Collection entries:
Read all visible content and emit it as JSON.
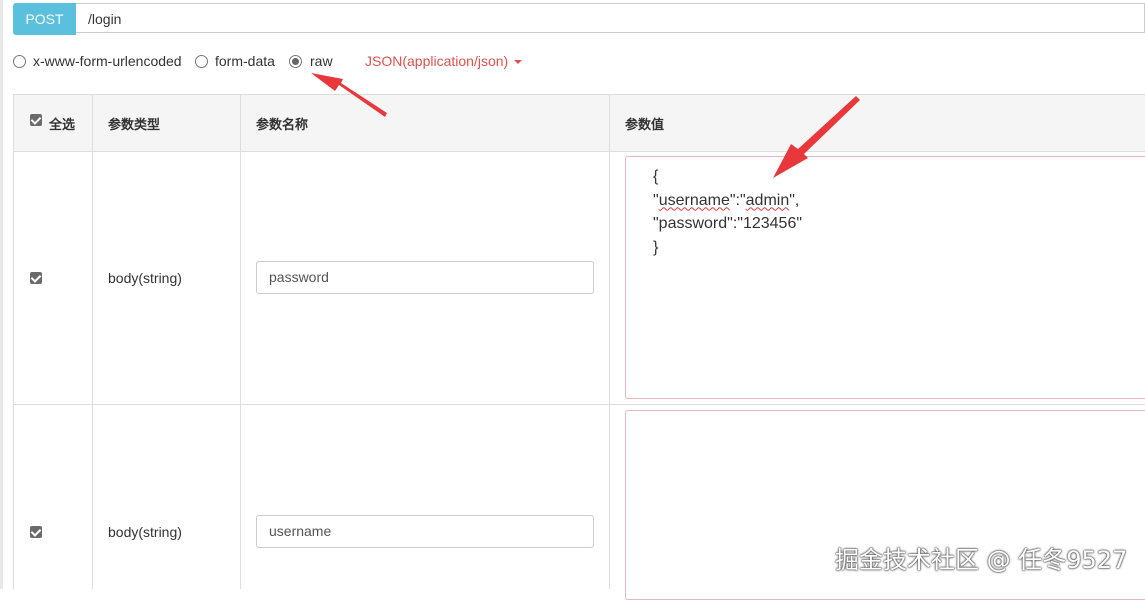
{
  "request": {
    "method": "POST",
    "url": "/login"
  },
  "body_types": [
    {
      "label": "x-www-form-urlencoded",
      "checked": false
    },
    {
      "label": "form-data",
      "checked": false
    },
    {
      "label": "raw",
      "checked": true
    }
  ],
  "content_type": "JSON(application/json)",
  "table": {
    "headers": {
      "select_all": "全选",
      "param_type": "参数类型",
      "param_name": "参数名称",
      "param_value": "参数值"
    },
    "rows": [
      {
        "checked": true,
        "type": "body(string)",
        "name": "password",
        "value_lines": [
          "{",
          "\"username\":\"admin\",",
          "\"password\":\"123456\"",
          "}"
        ]
      },
      {
        "checked": true,
        "type": "body(string)",
        "name": "username",
        "value_lines": []
      }
    ]
  },
  "annotations": {
    "arrow_color": "#e8383b"
  },
  "watermark": "掘金技术社区 @ 任冬9527"
}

== PROBLEM STATEMENT ==
Nothing in the entries above should change when they are printed again, except that the pictures are dropped.

== RESPONSE ==
Read all visible content and emit it as JSON.
{
  "request": {
    "method": "POST",
    "url": "/login"
  },
  "body_types": [
    {
      "label": "x-www-form-urlencoded",
      "checked": false
    },
    {
      "label": "form-data",
      "checked": false
    },
    {
      "label": "raw",
      "checked": true
    }
  ],
  "content_type": "JSON(application/json)",
  "table": {
    "headers": {
      "select_all": "全选",
      "param_type": "参数类型",
      "param_name": "参数名称",
      "param_value": "参数值"
    },
    "rows": [
      {
        "checked": true,
        "type": "body(string)",
        "name": "password",
        "value_lines": [
          "{",
          "\"username\":\"admin\",",
          "\"password\":\"123456\"",
          "}"
        ]
      },
      {
        "checked": true,
        "type": "body(string)",
        "name": "username",
        "value_lines": []
      }
    ]
  },
  "annotations": {
    "arrow_color": "#e8383b"
  },
  "watermark": "掘金技术社区 @ 任冬9527"
}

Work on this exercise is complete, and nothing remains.